- Task requirements: Print the listing as it stands, omitting all images.

- Information supplied:
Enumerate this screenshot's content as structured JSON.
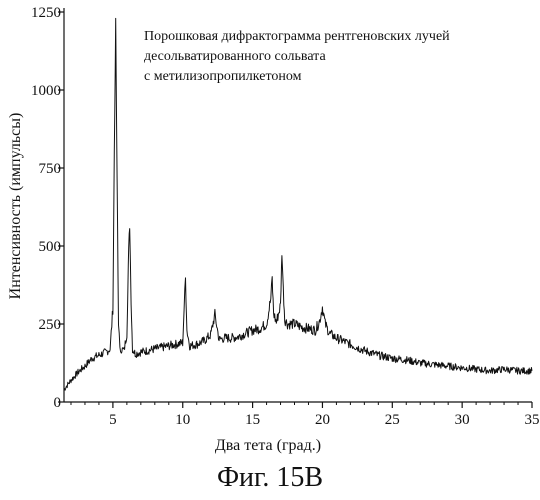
{
  "figure_caption": "Фиг. 15В",
  "chart_data": {
    "type": "line",
    "title": "",
    "annotation": [
      "Порошковая дифрактограмма рентгеновских лучей",
      "десольватированного сольвата",
      "с метилизопропилкетоном"
    ],
    "xlabel": "Два тета (град.)",
    "ylabel": "Интенсивность (импульсы)",
    "xlim": [
      1.5,
      35
    ],
    "ylim": [
      0,
      1250
    ],
    "xticks": [
      5,
      10,
      15,
      20,
      25,
      30,
      35
    ],
    "yticks": [
      0,
      250,
      500,
      750,
      1000,
      1250
    ],
    "xtick_labels": [
      "5",
      "10",
      "15",
      "20",
      "25",
      "30",
      "35"
    ],
    "ytick_labels": [
      "0",
      "250",
      "500",
      "750",
      "1000",
      "1250"
    ],
    "grid": false,
    "series": [
      {
        "x": [
          1.5,
          2.0,
          2.5,
          3.0,
          3.5,
          4.0,
          4.5,
          4.8,
          5.0,
          5.1,
          5.2,
          5.3,
          5.4,
          5.5,
          5.6,
          5.8,
          6.0,
          6.1,
          6.2,
          6.3,
          6.4,
          6.6,
          7.0,
          7.5,
          8.0,
          8.5,
          9.0,
          9.5,
          10.0,
          10.1,
          10.2,
          10.3,
          10.5,
          11.0,
          11.5,
          12.0,
          12.3,
          12.6,
          13.0,
          13.5,
          14.0,
          14.5,
          15.0,
          15.5,
          16.0,
          16.3,
          16.4,
          16.5,
          16.7,
          17.0,
          17.1,
          17.2,
          17.3,
          17.5,
          18.0,
          18.5,
          19.0,
          19.5,
          19.8,
          20.0,
          20.2,
          20.5,
          21.0,
          21.5,
          22.0,
          22.5,
          23.0,
          24.0,
          25.0,
          26.0,
          27.0,
          28.0,
          29.0,
          30.0,
          31.0,
          32.0,
          33.0,
          34.0,
          35.0
        ],
        "y": [
          40,
          70,
          95,
          115,
          140,
          150,
          160,
          170,
          300,
          800,
          1210,
          700,
          260,
          165,
          170,
          165,
          220,
          440,
          570,
          330,
          170,
          155,
          160,
          165,
          170,
          175,
          180,
          185,
          190,
          300,
          395,
          230,
          180,
          185,
          195,
          215,
          280,
          200,
          205,
          205,
          210,
          220,
          230,
          235,
          250,
          330,
          395,
          285,
          255,
          310,
          485,
          360,
          265,
          250,
          250,
          240,
          235,
          230,
          260,
          305,
          250,
          220,
          205,
          195,
          185,
          175,
          165,
          150,
          140,
          135,
          125,
          120,
          115,
          110,
          105,
          100,
          105,
          100,
          100
        ]
      }
    ]
  }
}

- Correct output:
Enumerate this screenshot's content as structured JSON.
{
  "figure_caption": "Фиг. 15В",
  "chart_data": {
    "type": "line",
    "title": "",
    "annotation": [
      "Порошковая дифрактограмма рентгеновских лучей",
      "десольватированного сольвата",
      "с метилизопропилкетоном"
    ],
    "xlabel": "Два тета (град.)",
    "ylabel": "Интенсивность (импульсы)",
    "xlim": [
      1.5,
      35
    ],
    "ylim": [
      0,
      1250
    ],
    "xticks": [
      5,
      10,
      15,
      20,
      25,
      30,
      35
    ],
    "yticks": [
      0,
      250,
      500,
      750,
      1000,
      1250
    ],
    "xtick_labels": [
      "5",
      "10",
      "15",
      "20",
      "25",
      "30",
      "35"
    ],
    "ytick_labels": [
      "0",
      "250",
      "500",
      "750",
      "1000",
      "1250"
    ],
    "grid": false,
    "series": [
      {
        "x": [
          1.5,
          2.0,
          2.5,
          3.0,
          3.5,
          4.0,
          4.5,
          4.8,
          5.0,
          5.1,
          5.2,
          5.3,
          5.4,
          5.5,
          5.6,
          5.8,
          6.0,
          6.1,
          6.2,
          6.3,
          6.4,
          6.6,
          7.0,
          7.5,
          8.0,
          8.5,
          9.0,
          9.5,
          10.0,
          10.1,
          10.2,
          10.3,
          10.5,
          11.0,
          11.5,
          12.0,
          12.3,
          12.6,
          13.0,
          13.5,
          14.0,
          14.5,
          15.0,
          15.5,
          16.0,
          16.3,
          16.4,
          16.5,
          16.7,
          17.0,
          17.1,
          17.2,
          17.3,
          17.5,
          18.0,
          18.5,
          19.0,
          19.5,
          19.8,
          20.0,
          20.2,
          20.5,
          21.0,
          21.5,
          22.0,
          22.5,
          23.0,
          24.0,
          25.0,
          26.0,
          27.0,
          28.0,
          29.0,
          30.0,
          31.0,
          32.0,
          33.0,
          34.0,
          35.0
        ],
        "y": [
          40,
          70,
          95,
          115,
          140,
          150,
          160,
          170,
          300,
          800,
          1210,
          700,
          260,
          165,
          170,
          165,
          220,
          440,
          570,
          330,
          170,
          155,
          160,
          165,
          170,
          175,
          180,
          185,
          190,
          300,
          395,
          230,
          180,
          185,
          195,
          215,
          280,
          200,
          205,
          205,
          210,
          220,
          230,
          235,
          250,
          330,
          395,
          285,
          255,
          310,
          485,
          360,
          265,
          250,
          250,
          240,
          235,
          230,
          260,
          305,
          250,
          220,
          205,
          195,
          185,
          175,
          165,
          150,
          140,
          135,
          125,
          120,
          115,
          110,
          105,
          100,
          105,
          100,
          100
        ]
      }
    ]
  }
}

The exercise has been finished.